[Entries from a dataset]
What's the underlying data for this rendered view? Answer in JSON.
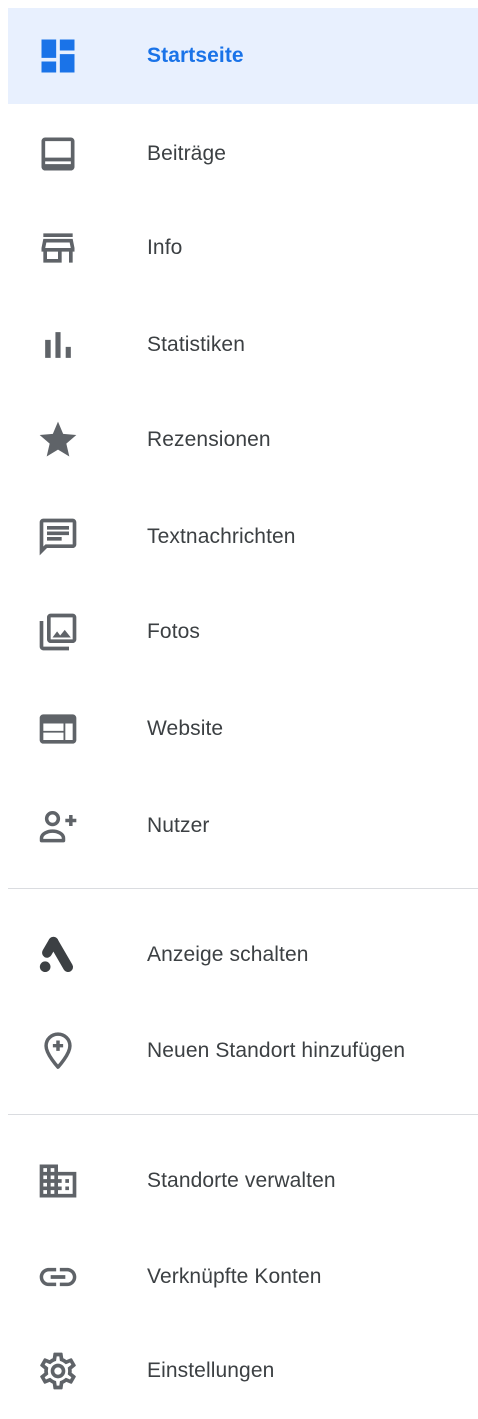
{
  "nav": {
    "items": [
      {
        "label": "Startseite",
        "icon": "dashboard-icon",
        "active": true
      },
      {
        "label": "Beiträge",
        "icon": "posts-icon"
      },
      {
        "label": "Info",
        "icon": "storefront-icon"
      },
      {
        "label": "Statistiken",
        "icon": "bar-chart-icon"
      },
      {
        "label": "Rezensionen",
        "icon": "star-icon"
      },
      {
        "label": "Textnachrichten",
        "icon": "message-icon"
      },
      {
        "label": "Fotos",
        "icon": "photo-library-icon"
      },
      {
        "label": "Website",
        "icon": "web-icon"
      },
      {
        "label": "Nutzer",
        "icon": "person-add-icon"
      }
    ],
    "secondary": [
      {
        "label": "Anzeige schalten",
        "icon": "google-ads-icon"
      },
      {
        "label": "Neuen Standort hinzufügen",
        "icon": "add-location-icon"
      }
    ],
    "tertiary": [
      {
        "label": "Standorte verwalten",
        "icon": "building-icon"
      },
      {
        "label": "Verknüpfte Konten",
        "icon": "link-icon"
      },
      {
        "label": "Einstellungen",
        "icon": "settings-icon"
      }
    ]
  },
  "colors": {
    "accent": "#1a73e8",
    "active_background": "#e8f0fe",
    "icon": "#5f6368",
    "text": "#3c4043",
    "divider": "#dadce0"
  }
}
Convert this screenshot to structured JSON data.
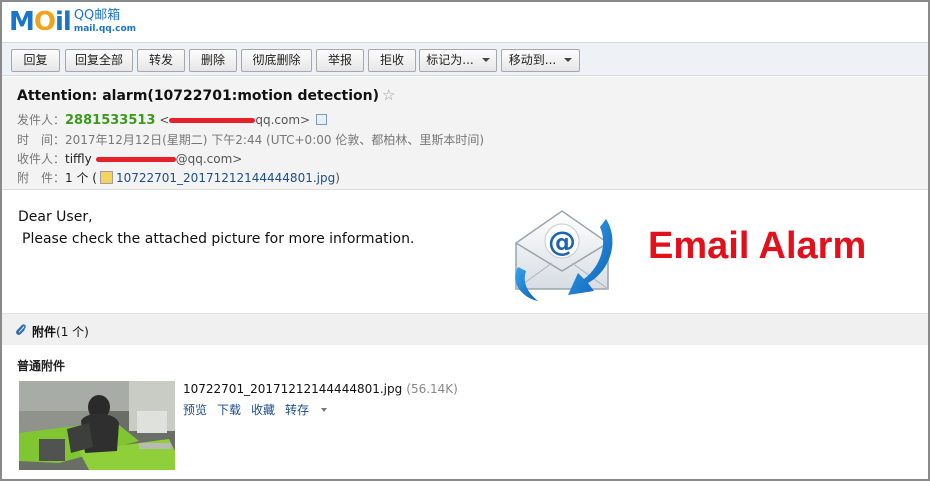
{
  "brand": {
    "logo_m": "M",
    "logo_o": "O",
    "logo_il": "il",
    "logo_qq": "QQ邮箱",
    "logo_url": "mail.qq.com"
  },
  "toolbar": {
    "reply": "回复",
    "reply_all": "回复全部",
    "forward": "转发",
    "delete": "删除",
    "delete_permanently": "彻底删除",
    "report": "举报",
    "reject": "拒收",
    "mark_as": "标记为...",
    "move_to": "移动到..."
  },
  "mail": {
    "subject": "Attention: alarm(10722701:motion detection)",
    "star": "☆",
    "from_label": "发件人：",
    "from_name": "2881533513",
    "from_addr_open": "<",
    "from_addr_domain": "qq.com>",
    "time_label": "时　间：",
    "time_value": "2017年12月12日(星期二) 下午2:44 (UTC+0:00 伦敦、都柏林、里斯本时间)",
    "to_label": "收件人：",
    "to_name": "tiffly",
    "to_addr_domain": "@qq.com>",
    "attach_label": "附　件：",
    "attach_count_prefix": "1 个 (",
    "attach_file": "10722701_20171212144444801.jpg",
    "attach_count_suffix": ")"
  },
  "body": {
    "greeting": "Dear User,",
    "message": "Please check the attached picture for more information.",
    "alarm_banner": "Email Alarm",
    "envelope_symbol": "@"
  },
  "attachments": {
    "header_label": "附件",
    "header_count": "(1 个)",
    "section_type": "普通附件",
    "file_name": "10722701_20171212144444801.jpg",
    "file_size": "(56.14K)",
    "actions": {
      "preview": "预览",
      "download": "下载",
      "favorite": "收藏",
      "save_to": "转存"
    }
  }
}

WORK INSTRUCTIONS:
The copy should hold exactly the lines from the line containing "Convert this screenshot" through the end of the data, both ends included, and no pictures.

RESPONSE TO THIS TASK:
Convert this screenshot to structured JSON data.
{
  "brand": {
    "logo_m": "M",
    "logo_o": "O",
    "logo_il": "il",
    "logo_qq": "QQ邮箱",
    "logo_url": "mail.qq.com"
  },
  "toolbar": {
    "reply": "回复",
    "reply_all": "回复全部",
    "forward": "转发",
    "delete": "删除",
    "delete_permanently": "彻底删除",
    "report": "举报",
    "reject": "拒收",
    "mark_as": "标记为...",
    "move_to": "移动到..."
  },
  "mail": {
    "subject": "Attention: alarm(10722701:motion detection)",
    "star": "☆",
    "from_label": "发件人：",
    "from_name": "2881533513",
    "from_addr_open": "<",
    "from_addr_domain": "qq.com>",
    "time_label": "时　间：",
    "time_value": "2017年12月12日(星期二) 下午2:44 (UTC+0:00 伦敦、都柏林、里斯本时间)",
    "to_label": "收件人：",
    "to_name": "tiffly",
    "to_addr_domain": "@qq.com>",
    "attach_label": "附　件：",
    "attach_count_prefix": "1 个 (",
    "attach_file": "10722701_20171212144444801.jpg",
    "attach_count_suffix": ")"
  },
  "body": {
    "greeting": "Dear User,",
    "message": "Please check the attached picture for more information.",
    "alarm_banner": "Email Alarm",
    "envelope_symbol": "@"
  },
  "attachments": {
    "header_label": "附件",
    "header_count": "(1 个)",
    "section_type": "普通附件",
    "file_name": "10722701_20171212144444801.jpg",
    "file_size": "(56.14K)",
    "actions": {
      "preview": "预览",
      "download": "下载",
      "favorite": "收藏",
      "save_to": "转存"
    }
  }
}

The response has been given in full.